Using the listing below, report all lines holding the word "name".

» ENTRIES:
-----

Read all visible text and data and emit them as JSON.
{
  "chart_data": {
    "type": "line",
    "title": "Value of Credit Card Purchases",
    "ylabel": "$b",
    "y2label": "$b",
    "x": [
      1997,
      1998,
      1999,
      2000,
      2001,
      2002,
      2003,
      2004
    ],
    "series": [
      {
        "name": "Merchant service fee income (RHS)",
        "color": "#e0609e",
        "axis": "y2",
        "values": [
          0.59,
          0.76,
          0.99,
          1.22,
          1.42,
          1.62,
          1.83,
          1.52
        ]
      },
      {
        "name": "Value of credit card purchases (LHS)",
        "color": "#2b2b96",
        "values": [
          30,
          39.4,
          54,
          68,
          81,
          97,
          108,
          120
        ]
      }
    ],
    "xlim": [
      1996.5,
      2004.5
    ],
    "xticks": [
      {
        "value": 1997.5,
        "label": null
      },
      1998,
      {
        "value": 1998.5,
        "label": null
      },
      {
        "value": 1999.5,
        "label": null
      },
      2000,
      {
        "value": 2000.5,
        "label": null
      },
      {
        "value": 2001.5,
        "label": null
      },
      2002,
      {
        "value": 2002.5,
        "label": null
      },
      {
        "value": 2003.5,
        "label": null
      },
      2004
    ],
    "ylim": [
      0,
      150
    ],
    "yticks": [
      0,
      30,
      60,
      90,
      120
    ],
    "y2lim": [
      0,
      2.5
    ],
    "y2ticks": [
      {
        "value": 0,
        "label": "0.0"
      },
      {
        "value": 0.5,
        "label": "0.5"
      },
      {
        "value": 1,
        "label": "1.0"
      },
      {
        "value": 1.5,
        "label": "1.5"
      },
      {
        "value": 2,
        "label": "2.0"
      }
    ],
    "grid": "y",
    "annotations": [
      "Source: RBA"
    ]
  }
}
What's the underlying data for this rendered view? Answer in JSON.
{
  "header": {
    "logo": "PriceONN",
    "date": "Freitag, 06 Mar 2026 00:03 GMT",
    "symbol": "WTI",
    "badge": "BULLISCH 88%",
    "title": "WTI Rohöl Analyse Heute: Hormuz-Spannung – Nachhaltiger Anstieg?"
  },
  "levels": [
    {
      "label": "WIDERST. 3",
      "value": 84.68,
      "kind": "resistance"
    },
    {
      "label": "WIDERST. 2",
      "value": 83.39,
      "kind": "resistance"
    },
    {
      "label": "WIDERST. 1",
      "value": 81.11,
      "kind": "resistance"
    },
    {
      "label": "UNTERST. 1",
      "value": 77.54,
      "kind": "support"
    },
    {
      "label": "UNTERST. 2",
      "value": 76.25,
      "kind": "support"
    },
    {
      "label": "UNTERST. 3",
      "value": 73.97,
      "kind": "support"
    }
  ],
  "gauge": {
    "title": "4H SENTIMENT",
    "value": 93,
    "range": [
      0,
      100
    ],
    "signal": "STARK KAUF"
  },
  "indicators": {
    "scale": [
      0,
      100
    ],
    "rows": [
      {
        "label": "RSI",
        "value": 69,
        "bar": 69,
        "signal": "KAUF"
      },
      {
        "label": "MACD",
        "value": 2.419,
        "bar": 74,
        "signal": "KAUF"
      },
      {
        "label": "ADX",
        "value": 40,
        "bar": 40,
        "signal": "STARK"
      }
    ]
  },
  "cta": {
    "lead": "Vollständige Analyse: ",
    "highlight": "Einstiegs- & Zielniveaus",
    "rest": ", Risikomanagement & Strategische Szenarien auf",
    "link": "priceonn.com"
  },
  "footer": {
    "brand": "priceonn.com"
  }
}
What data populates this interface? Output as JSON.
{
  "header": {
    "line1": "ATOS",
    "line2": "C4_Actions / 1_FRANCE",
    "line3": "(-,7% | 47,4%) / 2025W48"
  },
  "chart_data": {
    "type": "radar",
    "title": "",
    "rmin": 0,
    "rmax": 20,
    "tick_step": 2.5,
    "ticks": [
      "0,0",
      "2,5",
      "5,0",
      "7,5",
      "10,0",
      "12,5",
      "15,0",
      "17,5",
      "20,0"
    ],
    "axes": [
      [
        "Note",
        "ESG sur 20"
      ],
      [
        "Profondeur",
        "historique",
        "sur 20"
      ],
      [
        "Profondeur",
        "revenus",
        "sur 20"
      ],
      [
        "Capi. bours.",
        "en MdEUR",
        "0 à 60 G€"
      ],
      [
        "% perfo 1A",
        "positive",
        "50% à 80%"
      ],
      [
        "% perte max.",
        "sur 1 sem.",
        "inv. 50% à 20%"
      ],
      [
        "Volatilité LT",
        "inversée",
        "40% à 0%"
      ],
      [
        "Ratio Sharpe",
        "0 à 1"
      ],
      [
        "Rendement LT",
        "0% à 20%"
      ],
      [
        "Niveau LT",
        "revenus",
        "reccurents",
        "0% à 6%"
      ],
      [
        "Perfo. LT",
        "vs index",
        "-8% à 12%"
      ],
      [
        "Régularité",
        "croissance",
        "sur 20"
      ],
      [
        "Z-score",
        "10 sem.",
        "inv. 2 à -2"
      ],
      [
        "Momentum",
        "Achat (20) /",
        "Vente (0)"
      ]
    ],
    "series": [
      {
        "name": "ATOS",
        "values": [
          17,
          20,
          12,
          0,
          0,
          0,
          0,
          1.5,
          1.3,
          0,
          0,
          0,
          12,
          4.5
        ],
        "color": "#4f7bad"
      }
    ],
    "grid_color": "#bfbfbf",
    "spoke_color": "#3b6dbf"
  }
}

-----

» ANSWER TO THIS TASK:
        "name": "Merchant service fee income (RHS)",
        "name": "Value of credit card purchases (LHS)",
        "name": "ATOS",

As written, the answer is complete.